* [MATERIALS PROVIDED]
========================

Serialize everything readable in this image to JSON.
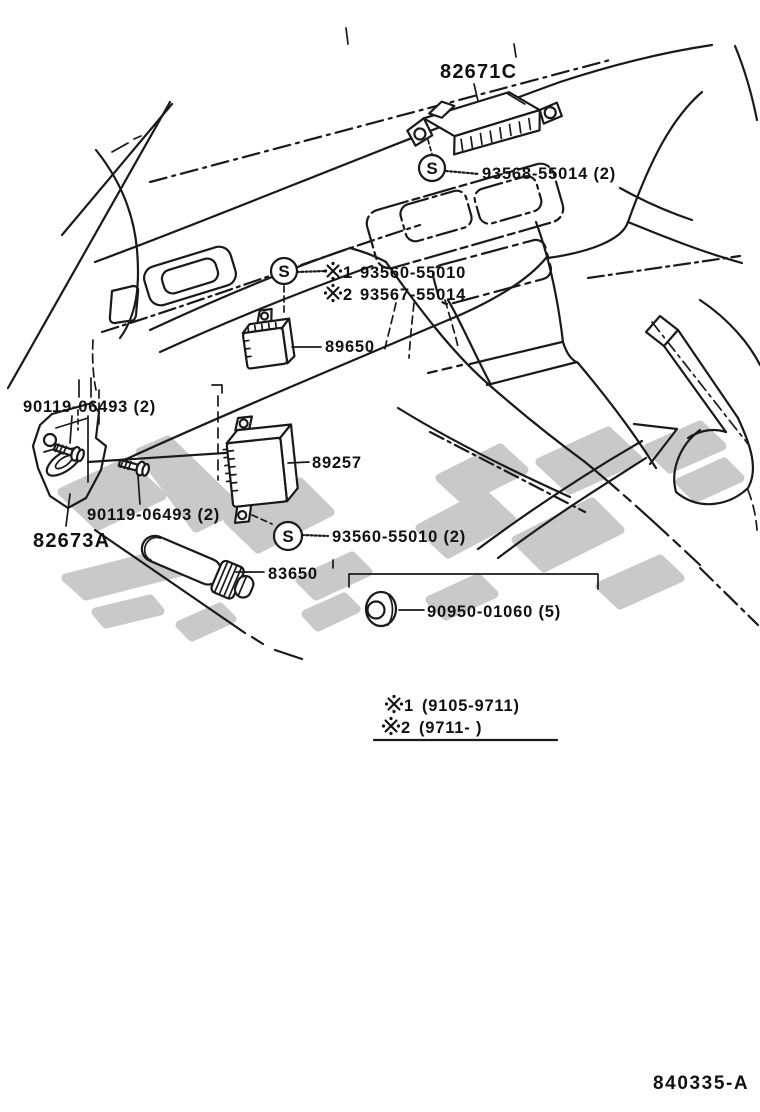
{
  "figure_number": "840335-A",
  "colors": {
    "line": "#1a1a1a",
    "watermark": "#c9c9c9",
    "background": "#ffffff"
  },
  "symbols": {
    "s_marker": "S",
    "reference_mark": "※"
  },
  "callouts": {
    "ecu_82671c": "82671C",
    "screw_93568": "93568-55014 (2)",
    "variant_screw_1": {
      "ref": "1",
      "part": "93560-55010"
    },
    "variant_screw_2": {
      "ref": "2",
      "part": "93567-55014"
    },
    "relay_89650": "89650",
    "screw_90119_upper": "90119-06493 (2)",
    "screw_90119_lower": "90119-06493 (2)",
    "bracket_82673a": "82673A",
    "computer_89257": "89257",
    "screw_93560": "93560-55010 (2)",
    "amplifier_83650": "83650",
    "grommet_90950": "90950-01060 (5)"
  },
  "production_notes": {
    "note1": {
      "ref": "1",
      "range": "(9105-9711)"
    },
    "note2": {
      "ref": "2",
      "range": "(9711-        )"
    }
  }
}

========================

* [TASK DESCRIPTION]
Without including any pictures, output all the entries above exactly.

* [TASK ANSWER]
Serialize everything readable in this image to JSON.
{
  "figure_number": "840335-A",
  "colors": {
    "line": "#1a1a1a",
    "watermark": "#c9c9c9",
    "background": "#ffffff"
  },
  "symbols": {
    "s_marker": "S",
    "reference_mark": "※"
  },
  "callouts": {
    "ecu_82671c": "82671C",
    "screw_93568": "93568-55014 (2)",
    "variant_screw_1": {
      "ref": "1",
      "part": "93560-55010"
    },
    "variant_screw_2": {
      "ref": "2",
      "part": "93567-55014"
    },
    "relay_89650": "89650",
    "screw_90119_upper": "90119-06493 (2)",
    "screw_90119_lower": "90119-06493 (2)",
    "bracket_82673a": "82673A",
    "computer_89257": "89257",
    "screw_93560": "93560-55010 (2)",
    "amplifier_83650": "83650",
    "grommet_90950": "90950-01060 (5)"
  },
  "production_notes": {
    "note1": {
      "ref": "1",
      "range": "(9105-9711)"
    },
    "note2": {
      "ref": "2",
      "range": "(9711-        )"
    }
  }
}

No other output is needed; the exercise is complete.